- _Estratto del documento_:
Prima ancora che da ragioni di trasparenza, la necessità di una chiara descrizione dei costi preliminari e di quelli maturati nel corso della vita del rapporto discende, quindi, proprio dal diritto al rimborso delle prestazioni non maturate per la vita residua del contratto ai sensi dell’art. 125-sexies TUB. Il pieno ed effettivo esercizio del diritto all’estinzione anticipata del finanziamento e alla «riduzione del costo totale del credito, pari all’importo degli interessi e dei costi dovuti per la vita residua del contratto» (art. 125- sexies TUB) presuppone, infatti, la preventiva e distinta indicazione dei costi sopportati dal cliente per le attività preliminari alla conclusione del contratto (up front) e per la successiva gestione del contratto (recurring), con modalità tali da consentire al cliente (e al giudice) di verificare ex ante l’effettiva corrispondenza tra le attività prestate (e che saranno prestate) dall’intermediario (e dagli altri soggetti solitamente coinvolti nell’operazione di finanziamento), da un lato, e la natura alle stesse attribuita nel contratto, dall’altro lato. Occorre, pertanto, che la distinzione tra costi up front e costi recurring si accompagni necessariamente ad una, seppur sintetica, indicazione delle caratteristiche oggettive delle voci di costo, tale da consentire al cliente (e al giudice) di individuare (e, nel caso, riqualificare) la natura dei costi indicati, indipendentemente dal nomen juris impiegato. La mancanza di alcuna indicazione sulle caratteristiche obiettive delle attività corrispondenti alle voci di costo impedisce, infatti, ogni verifica sulla effettiva natura dei costi anticipatamente sostenuti dal cliente, precludendo anche quel controllo sulla eventuale
«finalità elusiva che si avrebbe nel caso in cui le clausole cercassero di camuffare come
up-front costi che sono all’evidenza recurring», confermato dalla stessa decisione richiamata dall’intermediario resistente (Collegio di Milano decisione n. 7112/2014). L’impossibilità oggettiva di procedere ad alcuna verifica sulla natura e la tipologia delle attività prestate non consente di escludere, in definitiva, l’eventualità che, per effetto di una indicazione non adeguata e, pertanto, opaca delle voci di costo, possano essere trattenuti corrispettivi di servizi e attività, in realtà, non erogati, in violazione di quanto previsto dall’art. 125-sexies TUB, che attribuisce al consumatore il diritto di ricevere, in ogni caso, una riduzione del costo totale del credito «pari all’importo (…) dei costi dovuti per la vita residua del contratto».

- _Dati di partenza_:
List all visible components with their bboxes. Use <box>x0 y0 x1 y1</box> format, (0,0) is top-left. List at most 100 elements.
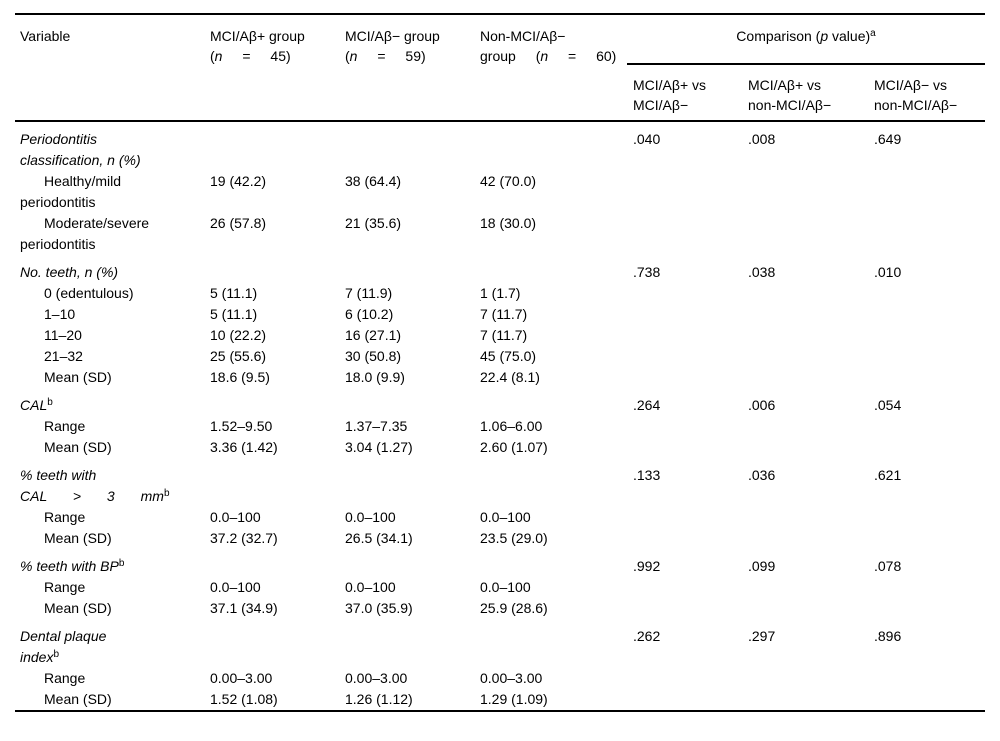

- _Cosa fare_:
Quali sono tutti i passi riportati tra virgolette basse «» nel brano sull'estinzione anticipata del finanziamento? Elencali per intero.

- _Soluzione_:
1. «riduzione del costo totale del credito, pari all'importo degli interessi e dei costi dovuti per la vita residua del contratto»
2. «finalità elusiva che si avrebbe nel caso in cui le clausole cercassero di camuffare come up-front costi che sono all'evidenza recurring»
3. «pari all'importo (…) dei costi dovuti per la vita residua del contratto»